### Requirement
Extract each line of the data and write it out again exactly.

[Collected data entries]
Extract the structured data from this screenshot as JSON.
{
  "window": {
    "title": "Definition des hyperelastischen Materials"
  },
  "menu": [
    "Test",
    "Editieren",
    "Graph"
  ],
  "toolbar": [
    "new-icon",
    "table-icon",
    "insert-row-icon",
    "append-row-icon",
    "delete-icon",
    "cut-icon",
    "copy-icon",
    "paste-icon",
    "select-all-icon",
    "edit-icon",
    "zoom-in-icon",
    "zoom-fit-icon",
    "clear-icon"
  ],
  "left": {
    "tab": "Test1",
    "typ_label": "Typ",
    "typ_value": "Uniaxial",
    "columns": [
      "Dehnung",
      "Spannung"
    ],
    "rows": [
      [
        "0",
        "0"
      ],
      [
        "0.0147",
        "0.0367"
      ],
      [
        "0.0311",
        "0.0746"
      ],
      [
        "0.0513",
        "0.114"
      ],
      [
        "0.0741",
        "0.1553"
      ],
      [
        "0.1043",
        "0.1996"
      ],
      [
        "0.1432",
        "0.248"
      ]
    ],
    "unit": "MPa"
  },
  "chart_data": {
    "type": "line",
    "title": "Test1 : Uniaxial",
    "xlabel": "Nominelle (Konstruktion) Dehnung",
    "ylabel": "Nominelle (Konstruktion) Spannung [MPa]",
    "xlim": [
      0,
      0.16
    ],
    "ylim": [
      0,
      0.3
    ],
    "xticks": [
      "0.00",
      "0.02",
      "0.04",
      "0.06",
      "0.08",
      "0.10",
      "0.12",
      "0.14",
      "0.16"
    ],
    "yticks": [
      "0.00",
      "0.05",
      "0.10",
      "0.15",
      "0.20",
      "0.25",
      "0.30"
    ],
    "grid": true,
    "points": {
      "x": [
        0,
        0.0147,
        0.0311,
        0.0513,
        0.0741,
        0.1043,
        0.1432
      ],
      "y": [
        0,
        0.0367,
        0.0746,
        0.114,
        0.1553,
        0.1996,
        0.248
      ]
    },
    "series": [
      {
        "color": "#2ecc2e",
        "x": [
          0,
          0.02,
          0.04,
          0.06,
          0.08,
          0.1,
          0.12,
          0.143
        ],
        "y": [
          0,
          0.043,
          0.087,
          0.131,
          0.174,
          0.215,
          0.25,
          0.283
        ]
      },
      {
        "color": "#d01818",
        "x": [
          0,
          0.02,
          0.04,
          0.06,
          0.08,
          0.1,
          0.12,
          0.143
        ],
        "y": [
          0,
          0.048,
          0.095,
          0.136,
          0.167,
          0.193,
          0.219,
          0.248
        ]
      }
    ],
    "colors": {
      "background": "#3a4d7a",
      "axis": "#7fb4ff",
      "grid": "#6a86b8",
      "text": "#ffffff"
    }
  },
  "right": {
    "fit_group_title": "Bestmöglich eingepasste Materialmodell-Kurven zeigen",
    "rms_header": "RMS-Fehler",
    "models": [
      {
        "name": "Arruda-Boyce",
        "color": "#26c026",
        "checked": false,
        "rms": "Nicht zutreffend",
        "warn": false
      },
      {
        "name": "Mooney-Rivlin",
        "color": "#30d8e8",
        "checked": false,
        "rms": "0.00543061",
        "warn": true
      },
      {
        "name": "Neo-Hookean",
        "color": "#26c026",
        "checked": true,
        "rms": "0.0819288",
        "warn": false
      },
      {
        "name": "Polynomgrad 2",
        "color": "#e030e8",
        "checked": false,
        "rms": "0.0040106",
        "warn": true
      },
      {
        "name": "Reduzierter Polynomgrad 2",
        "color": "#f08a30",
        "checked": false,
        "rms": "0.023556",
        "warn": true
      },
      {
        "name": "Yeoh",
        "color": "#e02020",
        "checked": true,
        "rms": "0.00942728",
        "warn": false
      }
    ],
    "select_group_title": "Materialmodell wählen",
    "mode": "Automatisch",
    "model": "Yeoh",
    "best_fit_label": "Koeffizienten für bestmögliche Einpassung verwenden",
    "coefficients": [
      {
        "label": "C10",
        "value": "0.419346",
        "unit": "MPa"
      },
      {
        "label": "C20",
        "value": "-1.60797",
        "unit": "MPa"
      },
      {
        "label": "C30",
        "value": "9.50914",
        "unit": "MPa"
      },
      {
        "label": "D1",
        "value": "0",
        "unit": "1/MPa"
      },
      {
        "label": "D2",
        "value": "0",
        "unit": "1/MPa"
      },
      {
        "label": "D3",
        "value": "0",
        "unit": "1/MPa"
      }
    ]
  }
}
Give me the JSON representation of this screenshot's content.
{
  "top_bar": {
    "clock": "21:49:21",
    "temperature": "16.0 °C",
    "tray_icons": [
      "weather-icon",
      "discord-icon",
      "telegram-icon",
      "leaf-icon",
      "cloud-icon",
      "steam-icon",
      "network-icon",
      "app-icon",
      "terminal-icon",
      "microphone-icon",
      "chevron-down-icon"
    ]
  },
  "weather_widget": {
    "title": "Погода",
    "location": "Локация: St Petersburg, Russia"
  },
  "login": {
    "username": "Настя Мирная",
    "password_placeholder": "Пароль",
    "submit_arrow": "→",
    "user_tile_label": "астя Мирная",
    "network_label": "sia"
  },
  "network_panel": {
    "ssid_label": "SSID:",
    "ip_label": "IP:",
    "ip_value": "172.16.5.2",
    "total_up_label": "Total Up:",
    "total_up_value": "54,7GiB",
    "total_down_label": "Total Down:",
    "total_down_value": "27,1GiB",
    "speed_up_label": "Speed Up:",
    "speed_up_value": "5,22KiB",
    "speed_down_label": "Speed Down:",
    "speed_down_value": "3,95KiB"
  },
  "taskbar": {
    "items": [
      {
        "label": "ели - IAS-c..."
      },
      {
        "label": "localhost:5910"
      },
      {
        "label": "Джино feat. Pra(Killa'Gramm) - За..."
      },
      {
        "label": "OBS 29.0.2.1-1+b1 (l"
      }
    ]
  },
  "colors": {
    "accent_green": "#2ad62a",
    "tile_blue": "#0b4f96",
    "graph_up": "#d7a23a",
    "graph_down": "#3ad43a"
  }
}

### Solution below
Extract the structured data from this screenshot as JSON.
{
  "window": {
    "title": "Definition des hyperelastischen Materials"
  },
  "menu": [
    "Test",
    "Editieren",
    "Graph"
  ],
  "toolbar": [
    "new-icon",
    "table-icon",
    "insert-row-icon",
    "append-row-icon",
    "delete-icon",
    "cut-icon",
    "copy-icon",
    "paste-icon",
    "select-all-icon",
    "edit-icon",
    "zoom-in-icon",
    "zoom-fit-icon",
    "clear-icon"
  ],
  "left": {
    "tab": "Test1",
    "typ_label": "Typ",
    "typ_value": "Uniaxial",
    "columns": [
      "Dehnung",
      "Spannung"
    ],
    "rows": [
      [
        "0",
        "0"
      ],
      [
        "0.0147",
        "0.0367"
      ],
      [
        "0.0311",
        "0.0746"
      ],
      [
        "0.0513",
        "0.114"
      ],
      [
        "0.0741",
        "0.1553"
      ],
      [
        "0.1043",
        "0.1996"
      ],
      [
        "0.1432",
        "0.248"
      ]
    ],
    "unit": "MPa"
  },
  "chart_data": {
    "type": "line",
    "title": "Test1 : Uniaxial",
    "xlabel": "Nominelle (Konstruktion) Dehnung",
    "ylabel": "Nominelle (Konstruktion) Spannung [MPa]",
    "xlim": [
      0,
      0.16
    ],
    "ylim": [
      0,
      0.3
    ],
    "xticks": [
      "0.00",
      "0.02",
      "0.04",
      "0.06",
      "0.08",
      "0.10",
      "0.12",
      "0.14",
      "0.16"
    ],
    "yticks": [
      "0.00",
      "0.05",
      "0.10",
      "0.15",
      "0.20",
      "0.25",
      "0.30"
    ],
    "grid": true,
    "points": {
      "x": [
        0,
        0.0147,
        0.0311,
        0.0513,
        0.0741,
        0.1043,
        0.1432
      ],
      "y": [
        0,
        0.0367,
        0.0746,
        0.114,
        0.1553,
        0.1996,
        0.248
      ]
    },
    "series": [
      {
        "color": "#2ecc2e",
        "x": [
          0,
          0.02,
          0.04,
          0.06,
          0.08,
          0.1,
          0.12,
          0.143
        ],
        "y": [
          0,
          0.043,
          0.087,
          0.131,
          0.174,
          0.215,
          0.25,
          0.283
        ]
      },
      {
        "color": "#d01818",
        "x": [
          0,
          0.02,
          0.04,
          0.06,
          0.08,
          0.1,
          0.12,
          0.143
        ],
        "y": [
          0,
          0.048,
          0.095,
          0.136,
          0.167,
          0.193,
          0.219,
          0.248
        ]
      }
    ],
    "colors": {
      "background": "#3a4d7a",
      "axis": "#7fb4ff",
      "grid": "#6a86b8",
      "text": "#ffffff"
    }
  },
  "right": {
    "fit_group_title": "Bestmöglich eingepasste Materialmodell-Kurven zeigen",
    "rms_header": "RMS-Fehler",
    "models": [
      {
        "name": "Arruda-Boyce",
        "color": "#26c026",
        "checked": false,
        "rms": "Nicht zutreffend",
        "warn": false
      },
      {
        "name": "Mooney-Rivlin",
        "color": "#30d8e8",
        "checked": false,
        "rms": "0.00543061",
        "warn": true
      },
      {
        "name": "Neo-Hookean",
        "color": "#26c026",
        "checked": true,
        "rms": "0.0819288",
        "warn": false
      },
      {
        "name": "Polynomgrad 2",
        "color": "#e030e8",
        "checked": false,
        "rms": "0.0040106",
        "warn": true
      },
      {
        "name": "Reduzierter Polynomgrad 2",
        "color": "#f08a30",
        "checked": false,
        "rms": "0.023556",
        "warn": true
      },
      {
        "name": "Yeoh",
        "color": "#e02020",
        "checked": true,
        "rms": "0.00942728",
        "warn": false
      }
    ],
    "select_group_title": "Materialmodell wählen",
    "mode": "Automatisch",
    "model": "Yeoh",
    "best_fit_label": "Koeffizienten für bestmögliche Einpassung verwenden",
    "coefficients": [
      {
        "label": "C10",
        "value": "0.419346",
        "unit": "MPa"
      },
      {
        "label": "C20",
        "value": "-1.60797",
        "unit": "MPa"
      },
      {
        "label": "C30",
        "value": "9.50914",
        "unit": "MPa"
      },
      {
        "label": "D1",
        "value": "0",
        "unit": "1/MPa"
      },
      {
        "label": "D2",
        "value": "0",
        "unit": "1/MPa"
      },
      {
        "label": "D3",
        "value": "0",
        "unit": "1/MPa"
      }
    ]
  }
}
Give me the JSON representation of this screenshot's content.
{
  "top_bar": {
    "clock": "21:49:21",
    "temperature": "16.0 °C",
    "tray_icons": [
      "weather-icon",
      "discord-icon",
      "telegram-icon",
      "leaf-icon",
      "cloud-icon",
      "steam-icon",
      "network-icon",
      "app-icon",
      "terminal-icon",
      "microphone-icon",
      "chevron-down-icon"
    ]
  },
  "weather_widget": {
    "title": "Погода",
    "location": "Локация: St Petersburg, Russia"
  },
  "login": {
    "username": "Настя Мирная",
    "password_placeholder": "Пароль",
    "submit_arrow": "→",
    "user_tile_label": "астя Мирная",
    "network_label": "sia"
  },
  "network_panel": {
    "ssid_label": "SSID:",
    "ip_label": "IP:",
    "ip_value": "172.16.5.2",
    "total_up_label": "Total Up:",
    "total_up_value": "54,7GiB",
    "total_down_label": "Total Down:",
    "total_down_value": "27,1GiB",
    "speed_up_label": "Speed Up:",
    "speed_up_value": "5,22KiB",
    "speed_down_label": "Speed Down:",
    "speed_down_value": "3,95KiB"
  },
  "taskbar": {
    "items": [
      {
        "label": "ели - IAS-c..."
      },
      {
        "label": "localhost:5910"
      },
      {
        "label": "Джино feat. Pra(Killa'Gramm) - За..."
      },
      {
        "label": "OBS 29.0.2.1-1+b1 (l"
      }
    ]
  },
  "colors": {
    "accent_green": "#2ad62a",
    "tile_blue": "#0b4f96",
    "graph_up": "#d7a23a",
    "graph_down": "#3ad43a"
  }
}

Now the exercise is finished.